## begin Exercise material

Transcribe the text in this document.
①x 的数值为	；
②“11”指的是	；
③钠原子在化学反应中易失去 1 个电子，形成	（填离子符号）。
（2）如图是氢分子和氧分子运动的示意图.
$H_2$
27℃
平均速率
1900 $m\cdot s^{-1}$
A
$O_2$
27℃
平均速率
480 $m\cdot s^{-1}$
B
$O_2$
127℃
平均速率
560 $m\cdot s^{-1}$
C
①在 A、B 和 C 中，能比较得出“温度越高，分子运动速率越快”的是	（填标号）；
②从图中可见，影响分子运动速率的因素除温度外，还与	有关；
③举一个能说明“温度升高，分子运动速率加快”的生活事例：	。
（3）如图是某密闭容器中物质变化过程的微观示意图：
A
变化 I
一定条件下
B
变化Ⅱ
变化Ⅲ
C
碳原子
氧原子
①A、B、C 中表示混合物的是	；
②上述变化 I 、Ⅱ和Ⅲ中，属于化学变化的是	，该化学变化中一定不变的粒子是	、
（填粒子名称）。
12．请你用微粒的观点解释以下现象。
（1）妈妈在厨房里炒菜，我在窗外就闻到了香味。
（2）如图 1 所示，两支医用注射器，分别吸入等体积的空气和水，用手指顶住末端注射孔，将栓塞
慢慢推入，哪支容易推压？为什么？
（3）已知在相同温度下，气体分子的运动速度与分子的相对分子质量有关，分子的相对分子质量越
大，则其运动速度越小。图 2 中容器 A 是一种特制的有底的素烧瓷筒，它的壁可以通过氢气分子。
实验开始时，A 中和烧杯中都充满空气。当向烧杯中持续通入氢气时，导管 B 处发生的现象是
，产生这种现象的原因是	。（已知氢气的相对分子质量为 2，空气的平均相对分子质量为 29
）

## end Exercise material
## begin Exercise material

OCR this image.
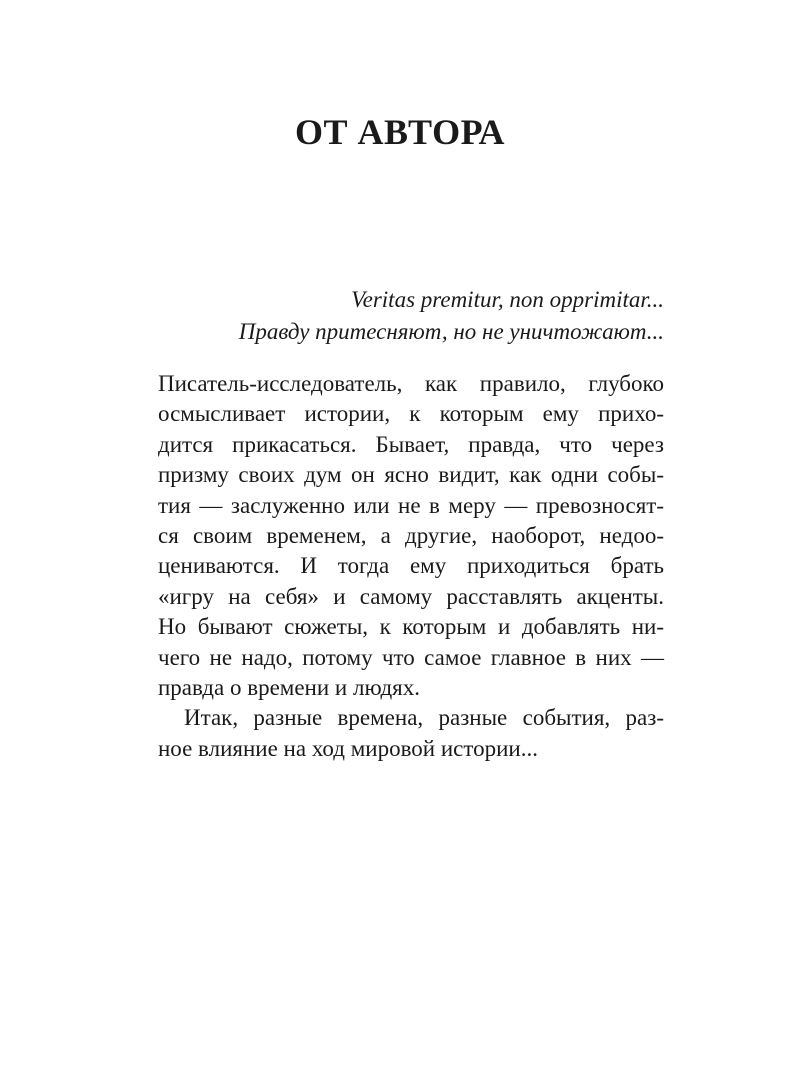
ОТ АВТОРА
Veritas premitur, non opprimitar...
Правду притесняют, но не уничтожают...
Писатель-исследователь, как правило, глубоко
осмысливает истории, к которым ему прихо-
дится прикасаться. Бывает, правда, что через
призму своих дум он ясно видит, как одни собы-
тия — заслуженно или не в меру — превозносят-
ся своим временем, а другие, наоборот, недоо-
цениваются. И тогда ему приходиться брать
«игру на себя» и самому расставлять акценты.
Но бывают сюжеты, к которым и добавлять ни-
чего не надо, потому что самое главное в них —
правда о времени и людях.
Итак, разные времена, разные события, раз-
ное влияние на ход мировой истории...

## end Exercise material

Problem description >>
Show every line above in which the word "правда" occurs.

Written response >>
дится прикасаться. Бывает, правда, что через
правда о времени и людях.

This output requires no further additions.